◆ Work to do ◆
What follows is a set of entries. Repeat them exactly, but not their pictures.
* begin Exercise material *
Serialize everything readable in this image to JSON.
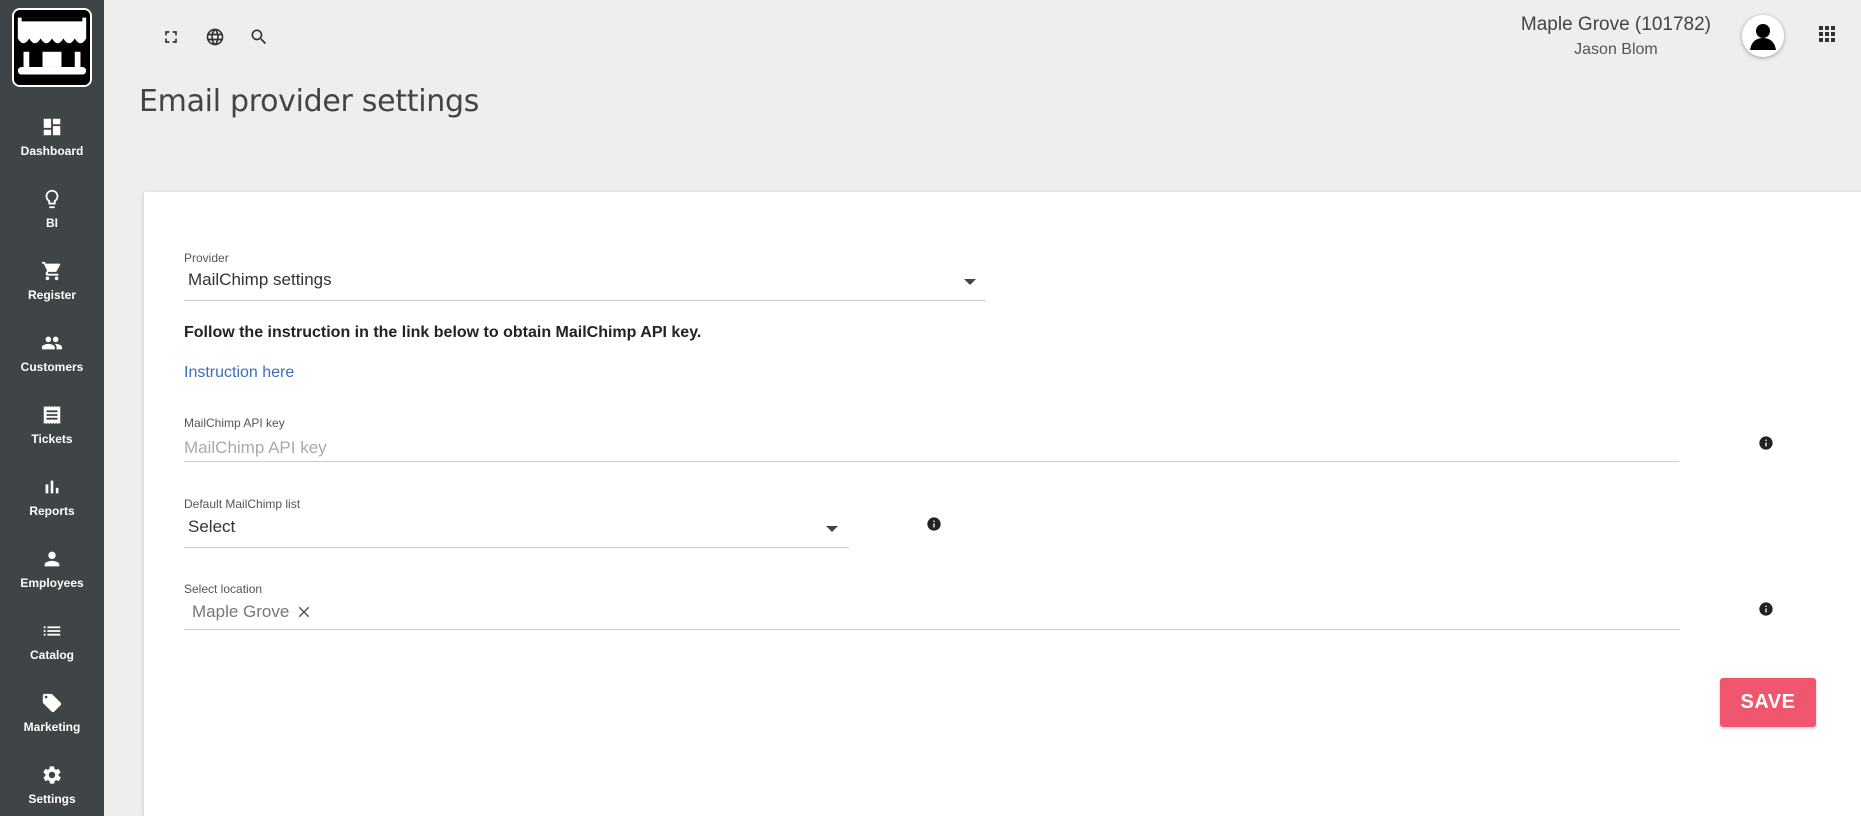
{
  "header": {
    "location": "Maple Grove (101782)",
    "user_name": "Jason Blom",
    "icons": [
      "fullscreen-icon",
      "globe-icon",
      "search-icon",
      "avatar-icon",
      "apps-grid-icon"
    ]
  },
  "sidebar": {
    "items": [
      {
        "label": "Dashboard",
        "icon": "dashboard-icon"
      },
      {
        "label": "BI",
        "icon": "lightbulb-icon"
      },
      {
        "label": "Register",
        "icon": "cart-icon"
      },
      {
        "label": "Customers",
        "icon": "people-icon"
      },
      {
        "label": "Tickets",
        "icon": "receipt-icon"
      },
      {
        "label": "Reports",
        "icon": "bar-chart-icon"
      },
      {
        "label": "Employees",
        "icon": "person-icon"
      },
      {
        "label": "Catalog",
        "icon": "list-icon"
      },
      {
        "label": "Marketing",
        "icon": "tag-icon"
      },
      {
        "label": "Settings",
        "icon": "gear-icon"
      }
    ]
  },
  "page": {
    "title": "Email provider settings"
  },
  "form": {
    "provider_label": "Provider",
    "provider_value": "MailChimp settings",
    "instruction_text": "Follow the instruction in the link below to obtain MailChimp API key.",
    "instruction_link": "Instruction here",
    "api_key_label": "MailChimp API key",
    "api_key_placeholder": "MailChimp API key",
    "api_key_value": "",
    "list_label": "Default MailChimp list",
    "list_value": "Select",
    "location_label": "Select location",
    "location_chip": "Maple Grove",
    "save_label": "SAVE"
  },
  "colors": {
    "sidebar_bg": "#3f4446",
    "page_bg": "#eeeeee",
    "card_bg": "#ffffff",
    "link": "#3b6fb6",
    "save_button": "#f0566e"
  }
}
* end Exercise material *
◆ Completed task ◆
Serialize everything readable in this image to JSON.
{
  "header": {
    "location": "Maple Grove (101782)",
    "user_name": "Jason Blom",
    "icons": [
      "fullscreen-icon",
      "globe-icon",
      "search-icon",
      "avatar-icon",
      "apps-grid-icon"
    ]
  },
  "sidebar": {
    "items": [
      {
        "label": "Dashboard",
        "icon": "dashboard-icon"
      },
      {
        "label": "BI",
        "icon": "lightbulb-icon"
      },
      {
        "label": "Register",
        "icon": "cart-icon"
      },
      {
        "label": "Customers",
        "icon": "people-icon"
      },
      {
        "label": "Tickets",
        "icon": "receipt-icon"
      },
      {
        "label": "Reports",
        "icon": "bar-chart-icon"
      },
      {
        "label": "Employees",
        "icon": "person-icon"
      },
      {
        "label": "Catalog",
        "icon": "list-icon"
      },
      {
        "label": "Marketing",
        "icon": "tag-icon"
      },
      {
        "label": "Settings",
        "icon": "gear-icon"
      }
    ]
  },
  "page": {
    "title": "Email provider settings"
  },
  "form": {
    "provider_label": "Provider",
    "provider_value": "MailChimp settings",
    "instruction_text": "Follow the instruction in the link below to obtain MailChimp API key.",
    "instruction_link": "Instruction here",
    "api_key_label": "MailChimp API key",
    "api_key_placeholder": "MailChimp API key",
    "api_key_value": "",
    "list_label": "Default MailChimp list",
    "list_value": "Select",
    "location_label": "Select location",
    "location_chip": "Maple Grove",
    "save_label": "SAVE"
  },
  "colors": {
    "sidebar_bg": "#3f4446",
    "page_bg": "#eeeeee",
    "card_bg": "#ffffff",
    "link": "#3b6fb6",
    "save_button": "#f0566e"
  }
}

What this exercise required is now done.